* Available data:
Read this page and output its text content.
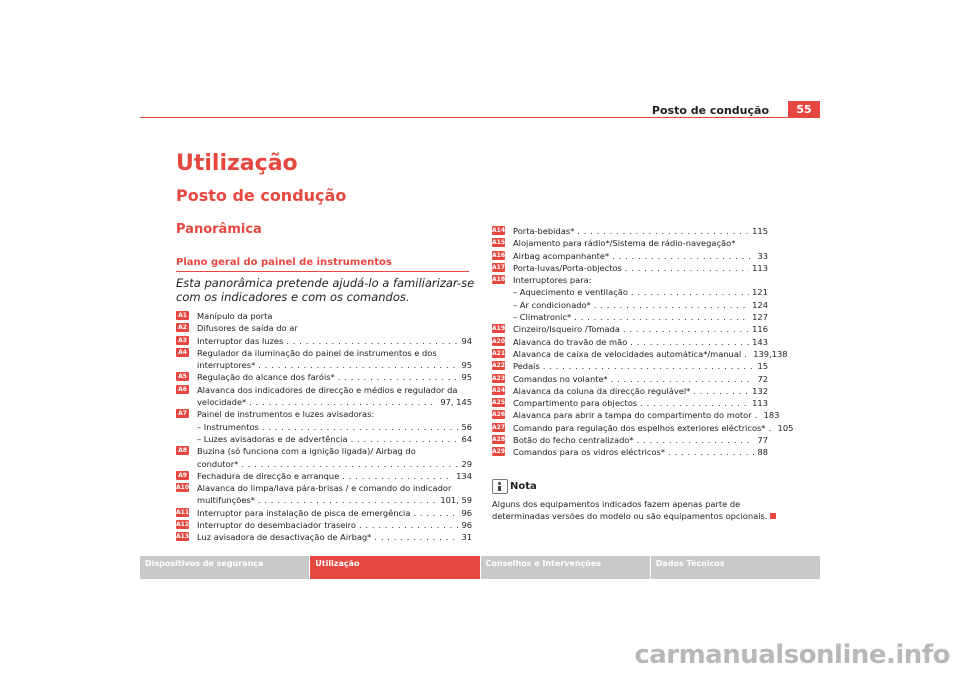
Posto de condução	55
Utilização
Posto de condução
Panorâmica
Plano geral do painel de instrumentos
Esta panorâmica pretende ajudá-lo a familiarizar-se com os indicadores e com os comandos.
A1 Manípulo da porta
A2 Difusores de saída do ar
A3 Interruptor das luzes . . .	94
A4 Regulador da iluminação do painel de instrumentos e dos
interruptores* . . .	95
A5 Regulação do alcance dos faróis* . . .	95
A6 Alavanca dos indicadores de direcção e médios e regulador da
velocidade* . . .	97, 145
A7 Painel de instrumentos e luzes avisadoras:
– Instrumentos . . .	56
– Luzes avisadoras e de advertência . . .	64
A8 Buzina (só funciona com a ignição ligada)/ Airbag do
condutor* . . .	29
A9 Fechadura de direcção e arranque . . .	134
A10 Alavanca do limpa/lava pára-brisas / e comando do indicador
multifunções* . . .	101, 59
A11 Interruptor para instalação de pisca de emergência . . .	96
A12 Interruptor do desembaciador traseiro . . .	96
A13 Luz avisadora de desactivação de Airbag* . . .	31
A14 Porta-bebidas* . . .	115
A15 Alojamento para rádio*/Sistema de rádio-navegação*
A16 Airbag acompanhante* . . .	33
A17 Porta-luvas/Porta-objectos . . .	113
A18 Interruptores para:
– Aquecimento e ventilação . . .	121
– Ar condicionado* . . .	124
– Climatronic* . . .	127
A19 Cinzeiro/Isqueiro /Tomada . . .	116
A20 Alavanca do travão de mão . . .	143
A21 Alavanca de caixa de velocidades automática*/manual . . . 139,138
A22 Pedais . . .	15
A23 Comandos no volante* . . .	72
A24 Alavanca da coluna da direcção regulável* . . .	132
A25 Compartimento para objectos . . .	113
A26 Alavanca para abrir a tampa do compartimento do motor . . . 183
A27 Comando para regulação dos espelhos exteriores eléctricos* . . . 105
A28 Botão do fecho centralizado* . . .	77
A29 Comandos para os vidros eléctricos* . . .	88
Nota
Alguns dos equipamentos indicados fazem apenas parte de determinadas versões do modelo ou são equipamentos opcionais.
Dispositivos de segurança	Utilização	Conselhos e Intervenções	Dados Técnicos
carmanualsonline.info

* What the exercise asks:
State the count of lines holding the string "avisadoras" in the listing above, and nothing else.

* Final answer:
2